**Required task:**
Word for word, restate every line of the listing that follows.

**Extracted entries:**
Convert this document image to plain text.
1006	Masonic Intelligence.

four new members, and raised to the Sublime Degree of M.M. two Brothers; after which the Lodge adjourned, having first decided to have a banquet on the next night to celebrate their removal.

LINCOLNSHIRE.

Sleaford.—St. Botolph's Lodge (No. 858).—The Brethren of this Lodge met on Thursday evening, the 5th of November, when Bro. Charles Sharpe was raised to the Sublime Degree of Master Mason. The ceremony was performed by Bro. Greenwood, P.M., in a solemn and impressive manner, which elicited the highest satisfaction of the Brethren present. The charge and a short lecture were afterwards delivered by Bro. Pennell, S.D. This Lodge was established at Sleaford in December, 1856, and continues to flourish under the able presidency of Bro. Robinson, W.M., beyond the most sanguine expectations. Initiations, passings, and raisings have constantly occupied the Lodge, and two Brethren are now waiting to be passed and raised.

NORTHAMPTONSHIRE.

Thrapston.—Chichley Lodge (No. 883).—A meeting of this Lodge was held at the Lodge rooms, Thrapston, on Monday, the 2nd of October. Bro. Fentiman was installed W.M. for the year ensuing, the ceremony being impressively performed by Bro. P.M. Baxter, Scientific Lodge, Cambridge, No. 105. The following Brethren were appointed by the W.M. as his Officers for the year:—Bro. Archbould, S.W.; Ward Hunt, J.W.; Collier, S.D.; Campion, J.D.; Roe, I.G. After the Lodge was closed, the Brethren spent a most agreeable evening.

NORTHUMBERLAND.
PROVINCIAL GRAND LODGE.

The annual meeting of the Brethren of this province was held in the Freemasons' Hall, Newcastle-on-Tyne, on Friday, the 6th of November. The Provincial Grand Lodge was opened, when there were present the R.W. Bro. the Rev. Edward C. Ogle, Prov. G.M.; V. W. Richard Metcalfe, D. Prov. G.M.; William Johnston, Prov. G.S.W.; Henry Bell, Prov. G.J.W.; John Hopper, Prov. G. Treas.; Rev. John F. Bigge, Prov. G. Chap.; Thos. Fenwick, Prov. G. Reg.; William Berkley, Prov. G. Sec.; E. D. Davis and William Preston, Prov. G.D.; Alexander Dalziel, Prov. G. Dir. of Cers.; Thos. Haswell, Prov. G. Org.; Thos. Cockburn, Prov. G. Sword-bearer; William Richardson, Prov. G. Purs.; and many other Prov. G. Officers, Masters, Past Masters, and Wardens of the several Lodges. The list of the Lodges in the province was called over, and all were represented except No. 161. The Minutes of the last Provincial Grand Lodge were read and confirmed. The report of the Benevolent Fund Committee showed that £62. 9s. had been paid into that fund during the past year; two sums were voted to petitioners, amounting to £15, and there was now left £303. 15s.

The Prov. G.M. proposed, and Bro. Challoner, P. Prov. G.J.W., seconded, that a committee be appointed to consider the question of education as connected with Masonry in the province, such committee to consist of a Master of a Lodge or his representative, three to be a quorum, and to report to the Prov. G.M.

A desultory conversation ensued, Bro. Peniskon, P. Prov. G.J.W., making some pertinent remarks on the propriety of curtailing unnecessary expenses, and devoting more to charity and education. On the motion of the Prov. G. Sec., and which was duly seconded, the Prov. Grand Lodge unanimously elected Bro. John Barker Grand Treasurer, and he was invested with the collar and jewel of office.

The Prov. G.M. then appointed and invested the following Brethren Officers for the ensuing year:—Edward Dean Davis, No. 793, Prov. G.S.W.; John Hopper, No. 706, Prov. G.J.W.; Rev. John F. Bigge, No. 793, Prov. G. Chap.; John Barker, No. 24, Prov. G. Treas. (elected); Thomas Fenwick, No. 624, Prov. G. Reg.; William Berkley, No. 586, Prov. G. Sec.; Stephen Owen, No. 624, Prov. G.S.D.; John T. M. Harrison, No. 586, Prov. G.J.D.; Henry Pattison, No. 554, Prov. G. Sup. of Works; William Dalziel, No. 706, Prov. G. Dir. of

**Expected answer:**
Convert this document image to plain text.
1006	Masonic Intelligence.

four new members, and raised to the Sublime Degree of M.M. two Brothers; after which the Lodge adjourned, having first decided to have a banquet on the next night to celebrate their removal.

LINCOLNSHIRE.

Sleaford.—St. Botolph's Lodge (No. 858).—The Brethren of this Lodge met on Thursday evening, the 5th of November, when Bro. Charles Sharpe was raised to the Sublime Degree of Master Mason. The ceremony was performed by Bro. Greenwood, P.M., in a solemn and impressive manner, which elicited the highest satisfaction of the Brethren present. The charge and a short lecture were afterwards delivered by Bro. Pennell, S.D. This Lodge was established at Sleaford in December, 1856, and continues to flourish under the able presidency of Bro. Robinson, W.M., beyond the most sanguine expectations. Initiations, passings, and raisings have constantly occupied the Lodge, and two Brethren are now waiting to be passed and raised.

NORTHAMPTONSHIRE.

Thrapston.—Chichley Lodge (No. 883).—A meeting of this Lodge was held at the Lodge rooms, Thrapston, on Monday, the 2nd of October. Bro. Fentiman was installed W.M. for the year ensuing, the ceremony being impressively performed by Bro. P.M. Baxter, Scientific Lodge, Cambridge, No. 105. The following Brethren were appointed by the W.M. as his Officers for the year:—Bro. Archbould, S.W.; Ward Hunt, J.W.; Collier, S.D.; Campion, J.D.; Roe, I.G. After the Lodge was closed, the Brethren spent a most agreeable evening.

NORTHUMBERLAND.
PROVINCIAL GRAND LODGE.

The annual meeting of the Brethren of this province was held in the Freemasons' Hall, Newcastle-on-Tyne, on Friday, the 6th of November. The Provincial Grand Lodge was opened, when there were present the R.W. Bro. the Rev. Edward C. Ogle, Prov. G.M.; V. W. Richard Metcalfe, D. Prov. G.M.; William Johnston, Prov. G.S.W.; Henry Bell, Prov. G.J.W.; John Hopper, Prov. G. Treas.; Rev. John F. Bigge, Prov. G. Chap.; Thos. Fenwick, Prov. G. Reg.; William Berkley, Prov. G. Sec.; E. D. Davis and William Preston, Prov. G.D.; Alexander Dalziel, Prov. G. Dir. of Cers.; Thos. Haswell, Prov. G. Org.; Thos. Cockburn, Prov. G. Sword-bearer; William Richardson, Prov. G. Purs.; and many other Prov. G. Officers, Masters, Past Masters, and Wardens of the several Lodges. The list of the Lodges in the province was called over, and all were represented except No. 161. The Minutes of the last Provincial Grand Lodge were read and confirmed. The report of the Benevolent Fund Committee showed that £62. 9s. had been paid into that fund during the past year; two sums were voted to petitioners, amounting to £15, and there was now left £303. 15s.

The Prov. G.M. proposed, and Bro. Challoner, P. Prov. G.J.W., seconded, that a committee be appointed to consider the question of education as connected with Masonry in the province, such committee to consist of a Master of a Lodge or his representative, three to be a quorum, and to report to the Prov. G.M.

A desultory conversation ensued, Bro. Peniskon, P. Prov. G.J.W., making some pertinent remarks on the propriety of curtailing unnecessary expenses, and devoting more to charity and education. On the motion of the Prov. G. Sec., and which was duly seconded, the Prov. Grand Lodge unanimously elected Bro. John Barker Grand Treasurer, and he was invested with the collar and jewel of office.

The Prov. G.M. then appointed and invested the following Brethren Officers for the ensuing year:—Edward Dean Davis, No. 793, Prov. G.S.W.; John Hopper, No. 706, Prov. G.J.W.; Rev. John F. Bigge, No. 793, Prov. G. Chap.; John Barker, No. 24, Prov. G. Treas. (elected); Thomas Fenwick, No. 624, Prov. G. Reg.; William Berkley, No. 586, Prov. G. Sec.; Stephen Owen, No. 624, Prov. G.S.D.; John T. M. Harrison, No. 586, Prov. G.J.D.; Henry Pattison, No. 554, Prov. G. Sup. of Works; William Dalziel, No. 706, Prov. G. Dir. of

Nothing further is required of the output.